[Rows from a figure dataset]
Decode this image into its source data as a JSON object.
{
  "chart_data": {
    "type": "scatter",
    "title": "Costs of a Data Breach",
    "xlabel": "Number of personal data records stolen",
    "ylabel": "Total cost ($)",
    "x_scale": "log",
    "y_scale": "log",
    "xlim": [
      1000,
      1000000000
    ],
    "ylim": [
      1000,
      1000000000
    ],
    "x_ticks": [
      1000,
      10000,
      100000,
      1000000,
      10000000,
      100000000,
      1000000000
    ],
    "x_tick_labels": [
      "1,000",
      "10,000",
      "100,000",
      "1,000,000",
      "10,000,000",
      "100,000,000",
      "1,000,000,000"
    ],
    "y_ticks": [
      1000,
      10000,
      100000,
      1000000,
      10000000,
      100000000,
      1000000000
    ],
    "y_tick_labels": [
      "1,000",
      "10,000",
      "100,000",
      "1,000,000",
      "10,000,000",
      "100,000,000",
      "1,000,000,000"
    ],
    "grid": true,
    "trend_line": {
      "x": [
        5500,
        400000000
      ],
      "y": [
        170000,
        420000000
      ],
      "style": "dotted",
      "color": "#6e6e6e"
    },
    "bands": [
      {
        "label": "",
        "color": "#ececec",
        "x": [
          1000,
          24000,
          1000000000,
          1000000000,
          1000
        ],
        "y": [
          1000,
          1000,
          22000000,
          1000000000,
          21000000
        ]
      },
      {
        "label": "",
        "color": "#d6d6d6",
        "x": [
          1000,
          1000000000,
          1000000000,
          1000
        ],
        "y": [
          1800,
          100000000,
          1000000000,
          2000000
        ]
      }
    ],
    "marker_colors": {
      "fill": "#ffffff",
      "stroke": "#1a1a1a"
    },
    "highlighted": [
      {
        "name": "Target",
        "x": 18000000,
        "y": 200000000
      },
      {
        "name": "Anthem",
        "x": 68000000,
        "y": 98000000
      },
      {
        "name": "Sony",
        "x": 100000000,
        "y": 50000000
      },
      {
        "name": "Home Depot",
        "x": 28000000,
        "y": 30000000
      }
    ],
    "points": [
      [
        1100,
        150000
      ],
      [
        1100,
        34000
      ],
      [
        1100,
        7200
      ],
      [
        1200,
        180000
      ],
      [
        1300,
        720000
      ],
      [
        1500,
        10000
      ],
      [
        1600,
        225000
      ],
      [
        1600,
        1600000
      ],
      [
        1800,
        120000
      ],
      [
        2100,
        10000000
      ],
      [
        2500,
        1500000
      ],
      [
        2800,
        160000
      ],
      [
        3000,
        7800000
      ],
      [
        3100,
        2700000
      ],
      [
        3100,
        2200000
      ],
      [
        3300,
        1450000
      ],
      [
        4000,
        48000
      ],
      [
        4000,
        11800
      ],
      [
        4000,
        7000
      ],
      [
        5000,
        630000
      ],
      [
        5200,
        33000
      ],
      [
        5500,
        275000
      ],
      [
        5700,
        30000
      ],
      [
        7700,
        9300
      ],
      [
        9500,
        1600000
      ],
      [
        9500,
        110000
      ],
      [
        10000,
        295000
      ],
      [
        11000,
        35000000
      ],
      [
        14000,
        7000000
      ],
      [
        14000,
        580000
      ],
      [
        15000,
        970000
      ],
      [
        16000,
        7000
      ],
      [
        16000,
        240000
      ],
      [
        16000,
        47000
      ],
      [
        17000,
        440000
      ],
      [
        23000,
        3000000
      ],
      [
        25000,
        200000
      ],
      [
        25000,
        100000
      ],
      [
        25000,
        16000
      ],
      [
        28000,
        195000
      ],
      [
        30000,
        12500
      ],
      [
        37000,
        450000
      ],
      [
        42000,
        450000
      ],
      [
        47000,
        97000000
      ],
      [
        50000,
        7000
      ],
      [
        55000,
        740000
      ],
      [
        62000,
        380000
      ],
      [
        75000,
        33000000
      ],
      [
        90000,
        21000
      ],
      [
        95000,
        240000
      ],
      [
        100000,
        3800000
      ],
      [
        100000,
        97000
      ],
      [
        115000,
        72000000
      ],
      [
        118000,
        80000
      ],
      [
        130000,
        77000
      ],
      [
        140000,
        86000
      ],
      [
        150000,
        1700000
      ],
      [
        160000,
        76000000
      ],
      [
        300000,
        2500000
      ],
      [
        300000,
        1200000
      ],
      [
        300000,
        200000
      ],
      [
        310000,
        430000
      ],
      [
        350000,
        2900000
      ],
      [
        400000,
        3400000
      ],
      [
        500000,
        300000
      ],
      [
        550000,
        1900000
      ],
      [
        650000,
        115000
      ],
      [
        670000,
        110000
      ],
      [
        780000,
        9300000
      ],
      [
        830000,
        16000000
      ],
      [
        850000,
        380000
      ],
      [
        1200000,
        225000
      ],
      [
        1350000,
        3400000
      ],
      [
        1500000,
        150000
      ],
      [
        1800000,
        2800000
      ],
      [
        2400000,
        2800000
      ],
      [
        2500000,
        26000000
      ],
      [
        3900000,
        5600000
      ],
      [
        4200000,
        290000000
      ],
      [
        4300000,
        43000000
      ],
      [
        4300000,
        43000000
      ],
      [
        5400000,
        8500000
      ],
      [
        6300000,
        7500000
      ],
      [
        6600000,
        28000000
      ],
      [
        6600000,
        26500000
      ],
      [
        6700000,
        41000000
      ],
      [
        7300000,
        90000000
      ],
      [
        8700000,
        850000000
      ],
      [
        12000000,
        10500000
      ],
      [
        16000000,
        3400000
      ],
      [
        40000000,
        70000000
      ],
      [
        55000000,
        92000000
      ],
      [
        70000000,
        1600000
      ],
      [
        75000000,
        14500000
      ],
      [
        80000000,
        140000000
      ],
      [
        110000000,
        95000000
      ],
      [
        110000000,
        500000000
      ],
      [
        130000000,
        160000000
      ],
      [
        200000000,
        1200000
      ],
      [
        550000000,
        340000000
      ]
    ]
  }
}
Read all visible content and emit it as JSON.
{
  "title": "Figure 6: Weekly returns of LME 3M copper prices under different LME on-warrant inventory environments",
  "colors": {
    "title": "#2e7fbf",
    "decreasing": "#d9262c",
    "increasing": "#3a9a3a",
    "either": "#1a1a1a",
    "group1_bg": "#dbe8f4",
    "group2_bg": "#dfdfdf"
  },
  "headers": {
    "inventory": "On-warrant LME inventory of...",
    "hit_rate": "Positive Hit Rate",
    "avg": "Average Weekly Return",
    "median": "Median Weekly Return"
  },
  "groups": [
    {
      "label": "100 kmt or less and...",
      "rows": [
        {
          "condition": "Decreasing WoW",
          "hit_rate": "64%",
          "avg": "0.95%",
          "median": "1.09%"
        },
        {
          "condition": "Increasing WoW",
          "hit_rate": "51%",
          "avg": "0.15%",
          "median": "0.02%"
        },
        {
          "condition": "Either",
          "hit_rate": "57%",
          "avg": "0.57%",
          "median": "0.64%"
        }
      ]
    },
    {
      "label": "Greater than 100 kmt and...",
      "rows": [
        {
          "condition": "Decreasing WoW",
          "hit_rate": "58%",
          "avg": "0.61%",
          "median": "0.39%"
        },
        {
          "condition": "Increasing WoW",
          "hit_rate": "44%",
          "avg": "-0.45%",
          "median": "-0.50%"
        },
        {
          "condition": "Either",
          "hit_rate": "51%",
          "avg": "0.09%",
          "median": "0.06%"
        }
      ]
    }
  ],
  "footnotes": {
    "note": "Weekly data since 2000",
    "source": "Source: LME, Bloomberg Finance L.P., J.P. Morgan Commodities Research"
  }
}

## GIVEN INSTRUCTION
Determine how many lines of the listing above hold the word "name". Report that number without anything else.

## FULL SOLUTION
4